*Task:* From the material below, list every line containing "mécanique".

##############################

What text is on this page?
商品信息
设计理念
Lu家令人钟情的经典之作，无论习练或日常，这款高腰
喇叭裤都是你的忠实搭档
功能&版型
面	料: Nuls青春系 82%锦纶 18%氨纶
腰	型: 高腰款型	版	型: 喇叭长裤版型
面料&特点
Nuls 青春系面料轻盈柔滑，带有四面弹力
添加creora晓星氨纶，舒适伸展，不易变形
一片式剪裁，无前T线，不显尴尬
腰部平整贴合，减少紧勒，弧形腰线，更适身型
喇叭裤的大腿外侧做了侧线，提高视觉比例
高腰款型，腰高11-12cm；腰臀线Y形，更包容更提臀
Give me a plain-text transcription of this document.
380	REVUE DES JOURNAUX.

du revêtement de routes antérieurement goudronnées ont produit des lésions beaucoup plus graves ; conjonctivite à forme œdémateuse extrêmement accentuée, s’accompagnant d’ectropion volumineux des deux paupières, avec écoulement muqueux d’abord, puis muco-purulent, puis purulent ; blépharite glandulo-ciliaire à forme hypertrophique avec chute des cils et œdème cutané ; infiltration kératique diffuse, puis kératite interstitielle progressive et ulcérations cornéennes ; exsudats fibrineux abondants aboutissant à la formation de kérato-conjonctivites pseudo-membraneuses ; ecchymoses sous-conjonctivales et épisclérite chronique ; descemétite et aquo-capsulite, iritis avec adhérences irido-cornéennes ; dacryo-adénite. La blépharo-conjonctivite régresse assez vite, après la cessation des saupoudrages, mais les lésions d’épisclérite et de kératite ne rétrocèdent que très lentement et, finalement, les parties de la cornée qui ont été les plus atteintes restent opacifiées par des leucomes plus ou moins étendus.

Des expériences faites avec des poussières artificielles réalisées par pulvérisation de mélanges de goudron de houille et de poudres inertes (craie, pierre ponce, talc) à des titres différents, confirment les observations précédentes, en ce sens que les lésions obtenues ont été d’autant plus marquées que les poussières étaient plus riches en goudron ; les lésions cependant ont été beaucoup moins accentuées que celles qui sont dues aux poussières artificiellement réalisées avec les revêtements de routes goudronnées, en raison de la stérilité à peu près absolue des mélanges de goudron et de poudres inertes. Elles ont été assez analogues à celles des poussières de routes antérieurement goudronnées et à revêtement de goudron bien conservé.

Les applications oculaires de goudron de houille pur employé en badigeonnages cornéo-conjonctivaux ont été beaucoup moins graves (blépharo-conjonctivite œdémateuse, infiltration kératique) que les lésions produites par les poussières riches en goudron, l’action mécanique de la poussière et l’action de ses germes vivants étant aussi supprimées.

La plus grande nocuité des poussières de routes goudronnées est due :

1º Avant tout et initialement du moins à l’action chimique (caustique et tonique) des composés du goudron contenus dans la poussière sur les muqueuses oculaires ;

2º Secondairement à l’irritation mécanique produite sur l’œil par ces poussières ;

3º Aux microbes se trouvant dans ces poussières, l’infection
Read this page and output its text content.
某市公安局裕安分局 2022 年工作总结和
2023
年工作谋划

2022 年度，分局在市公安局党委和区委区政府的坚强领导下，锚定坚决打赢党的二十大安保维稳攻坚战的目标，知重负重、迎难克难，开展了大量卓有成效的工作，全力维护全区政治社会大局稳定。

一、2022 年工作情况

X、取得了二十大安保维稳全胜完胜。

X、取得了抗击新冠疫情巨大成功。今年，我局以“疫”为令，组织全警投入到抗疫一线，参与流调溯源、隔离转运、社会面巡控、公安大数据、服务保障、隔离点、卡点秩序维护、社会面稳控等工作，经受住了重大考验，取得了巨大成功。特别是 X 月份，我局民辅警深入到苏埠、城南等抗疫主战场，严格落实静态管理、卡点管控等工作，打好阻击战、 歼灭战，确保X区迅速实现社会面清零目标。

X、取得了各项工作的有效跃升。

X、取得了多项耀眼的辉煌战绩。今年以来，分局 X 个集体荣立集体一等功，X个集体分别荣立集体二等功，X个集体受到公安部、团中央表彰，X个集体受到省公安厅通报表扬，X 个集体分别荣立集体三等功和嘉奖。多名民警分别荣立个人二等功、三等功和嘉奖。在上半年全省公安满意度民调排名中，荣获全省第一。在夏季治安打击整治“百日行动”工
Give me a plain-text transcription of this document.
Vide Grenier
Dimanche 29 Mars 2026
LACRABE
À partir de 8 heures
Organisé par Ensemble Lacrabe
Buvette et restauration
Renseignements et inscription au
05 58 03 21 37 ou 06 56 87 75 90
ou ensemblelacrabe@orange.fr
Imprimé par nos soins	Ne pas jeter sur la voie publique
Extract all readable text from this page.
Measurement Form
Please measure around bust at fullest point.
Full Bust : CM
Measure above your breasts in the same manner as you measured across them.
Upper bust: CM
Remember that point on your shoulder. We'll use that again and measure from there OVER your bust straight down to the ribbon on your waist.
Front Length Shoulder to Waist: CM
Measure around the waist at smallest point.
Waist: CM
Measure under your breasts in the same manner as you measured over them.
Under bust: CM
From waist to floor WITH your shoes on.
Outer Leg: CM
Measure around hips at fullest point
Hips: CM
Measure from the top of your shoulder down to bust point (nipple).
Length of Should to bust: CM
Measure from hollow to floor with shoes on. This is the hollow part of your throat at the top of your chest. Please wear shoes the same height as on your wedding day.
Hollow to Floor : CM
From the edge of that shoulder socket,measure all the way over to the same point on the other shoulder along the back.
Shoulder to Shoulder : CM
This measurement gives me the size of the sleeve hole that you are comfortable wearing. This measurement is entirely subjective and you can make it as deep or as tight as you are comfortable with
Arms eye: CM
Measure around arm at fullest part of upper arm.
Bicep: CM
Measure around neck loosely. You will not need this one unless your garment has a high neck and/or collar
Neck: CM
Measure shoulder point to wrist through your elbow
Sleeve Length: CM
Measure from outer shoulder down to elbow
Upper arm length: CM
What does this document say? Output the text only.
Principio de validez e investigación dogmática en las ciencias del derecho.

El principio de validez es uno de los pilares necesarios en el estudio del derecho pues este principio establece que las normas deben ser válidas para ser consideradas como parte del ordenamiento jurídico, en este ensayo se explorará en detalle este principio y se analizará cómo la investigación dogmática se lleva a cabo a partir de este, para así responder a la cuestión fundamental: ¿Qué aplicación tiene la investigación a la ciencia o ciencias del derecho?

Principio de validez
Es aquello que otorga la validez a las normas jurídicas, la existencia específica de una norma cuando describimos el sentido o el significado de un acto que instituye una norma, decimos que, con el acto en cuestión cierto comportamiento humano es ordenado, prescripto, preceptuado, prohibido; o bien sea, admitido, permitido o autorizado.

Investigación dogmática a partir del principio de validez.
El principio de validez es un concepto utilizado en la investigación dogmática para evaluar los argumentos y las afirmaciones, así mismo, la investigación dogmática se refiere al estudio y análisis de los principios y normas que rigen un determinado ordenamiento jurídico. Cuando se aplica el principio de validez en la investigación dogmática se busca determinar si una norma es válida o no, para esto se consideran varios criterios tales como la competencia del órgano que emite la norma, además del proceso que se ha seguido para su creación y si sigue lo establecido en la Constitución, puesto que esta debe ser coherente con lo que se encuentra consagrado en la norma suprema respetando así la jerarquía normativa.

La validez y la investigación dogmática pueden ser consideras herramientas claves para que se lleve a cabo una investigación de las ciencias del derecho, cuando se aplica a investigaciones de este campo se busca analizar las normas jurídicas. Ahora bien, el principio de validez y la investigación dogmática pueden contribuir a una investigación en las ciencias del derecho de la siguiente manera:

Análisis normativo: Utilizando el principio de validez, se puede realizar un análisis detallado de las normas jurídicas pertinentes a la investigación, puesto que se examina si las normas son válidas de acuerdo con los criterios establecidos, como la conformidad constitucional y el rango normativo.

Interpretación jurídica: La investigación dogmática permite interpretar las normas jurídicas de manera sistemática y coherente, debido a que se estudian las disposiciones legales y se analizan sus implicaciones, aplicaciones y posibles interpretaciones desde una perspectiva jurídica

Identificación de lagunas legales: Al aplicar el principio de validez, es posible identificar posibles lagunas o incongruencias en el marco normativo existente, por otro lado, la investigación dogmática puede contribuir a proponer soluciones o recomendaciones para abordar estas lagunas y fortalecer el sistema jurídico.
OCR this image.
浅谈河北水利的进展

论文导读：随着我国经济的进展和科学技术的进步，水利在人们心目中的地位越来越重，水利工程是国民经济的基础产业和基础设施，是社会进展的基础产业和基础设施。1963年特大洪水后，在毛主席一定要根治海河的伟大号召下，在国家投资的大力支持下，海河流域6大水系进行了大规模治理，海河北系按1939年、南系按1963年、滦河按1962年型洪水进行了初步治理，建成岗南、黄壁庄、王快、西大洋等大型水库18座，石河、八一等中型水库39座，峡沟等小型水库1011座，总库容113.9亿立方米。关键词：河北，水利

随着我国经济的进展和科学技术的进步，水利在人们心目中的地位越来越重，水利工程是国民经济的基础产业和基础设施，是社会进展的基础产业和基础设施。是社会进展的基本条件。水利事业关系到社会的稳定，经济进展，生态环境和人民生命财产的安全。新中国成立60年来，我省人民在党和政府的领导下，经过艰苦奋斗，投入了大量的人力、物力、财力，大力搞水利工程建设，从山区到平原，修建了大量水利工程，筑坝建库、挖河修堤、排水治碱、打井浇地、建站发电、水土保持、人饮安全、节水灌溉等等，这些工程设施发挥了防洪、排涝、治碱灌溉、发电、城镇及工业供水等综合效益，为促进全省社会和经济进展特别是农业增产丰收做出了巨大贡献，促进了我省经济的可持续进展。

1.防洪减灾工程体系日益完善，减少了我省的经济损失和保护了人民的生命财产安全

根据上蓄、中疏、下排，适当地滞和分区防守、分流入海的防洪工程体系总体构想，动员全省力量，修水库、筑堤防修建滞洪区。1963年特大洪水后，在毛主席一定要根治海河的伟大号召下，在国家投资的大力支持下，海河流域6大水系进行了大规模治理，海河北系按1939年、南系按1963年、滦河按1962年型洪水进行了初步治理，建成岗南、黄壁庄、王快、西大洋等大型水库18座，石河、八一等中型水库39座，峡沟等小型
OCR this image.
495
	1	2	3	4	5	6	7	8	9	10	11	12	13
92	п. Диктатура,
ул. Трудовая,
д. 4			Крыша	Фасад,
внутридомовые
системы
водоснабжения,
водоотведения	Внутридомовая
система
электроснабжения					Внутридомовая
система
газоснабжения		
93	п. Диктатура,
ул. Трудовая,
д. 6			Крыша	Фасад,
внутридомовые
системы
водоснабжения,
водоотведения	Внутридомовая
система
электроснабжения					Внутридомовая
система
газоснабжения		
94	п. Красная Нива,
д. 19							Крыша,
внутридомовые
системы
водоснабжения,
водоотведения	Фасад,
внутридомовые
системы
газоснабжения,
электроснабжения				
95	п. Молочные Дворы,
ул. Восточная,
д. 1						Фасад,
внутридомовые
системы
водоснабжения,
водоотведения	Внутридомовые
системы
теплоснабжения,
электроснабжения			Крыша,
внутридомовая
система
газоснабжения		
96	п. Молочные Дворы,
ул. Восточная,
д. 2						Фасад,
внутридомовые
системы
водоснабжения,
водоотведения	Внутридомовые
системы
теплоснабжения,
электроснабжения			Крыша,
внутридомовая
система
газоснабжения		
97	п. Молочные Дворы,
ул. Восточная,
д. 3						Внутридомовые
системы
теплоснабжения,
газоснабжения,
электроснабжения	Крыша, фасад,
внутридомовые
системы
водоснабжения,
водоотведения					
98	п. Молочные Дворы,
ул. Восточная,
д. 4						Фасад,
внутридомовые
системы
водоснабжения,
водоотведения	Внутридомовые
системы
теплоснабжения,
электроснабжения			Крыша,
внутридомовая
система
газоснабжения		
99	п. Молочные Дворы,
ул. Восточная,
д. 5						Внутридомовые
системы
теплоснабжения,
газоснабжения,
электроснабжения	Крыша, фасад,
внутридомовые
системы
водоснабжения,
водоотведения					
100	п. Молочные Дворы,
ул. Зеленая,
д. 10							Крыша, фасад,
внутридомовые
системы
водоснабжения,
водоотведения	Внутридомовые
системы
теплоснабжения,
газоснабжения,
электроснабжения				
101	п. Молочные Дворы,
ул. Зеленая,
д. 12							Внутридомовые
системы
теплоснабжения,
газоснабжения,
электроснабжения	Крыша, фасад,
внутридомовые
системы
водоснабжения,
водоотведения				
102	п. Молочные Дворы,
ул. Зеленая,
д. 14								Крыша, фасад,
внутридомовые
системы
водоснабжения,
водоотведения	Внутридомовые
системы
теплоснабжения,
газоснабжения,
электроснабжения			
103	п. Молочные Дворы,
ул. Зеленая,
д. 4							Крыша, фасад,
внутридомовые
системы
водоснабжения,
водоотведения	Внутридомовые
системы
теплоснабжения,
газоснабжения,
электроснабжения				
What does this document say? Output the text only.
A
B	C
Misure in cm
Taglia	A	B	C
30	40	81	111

##############################

*Result for this task:*
Les applications oculaires de goudron de houille pur employé en badigeonnages cornéo-conjonctivaux ont été beaucoup moins graves (blépharo-conjonctivite œdémateuse, infiltration kératique) que les lésions produites par les poussières riches en goudron, l’action mécanique de la poussière et l’action de ses germes vivants étant aussi supprimées.
2º Secondairement à l’irritation mécanique produite sur l’œil par ces poussières ;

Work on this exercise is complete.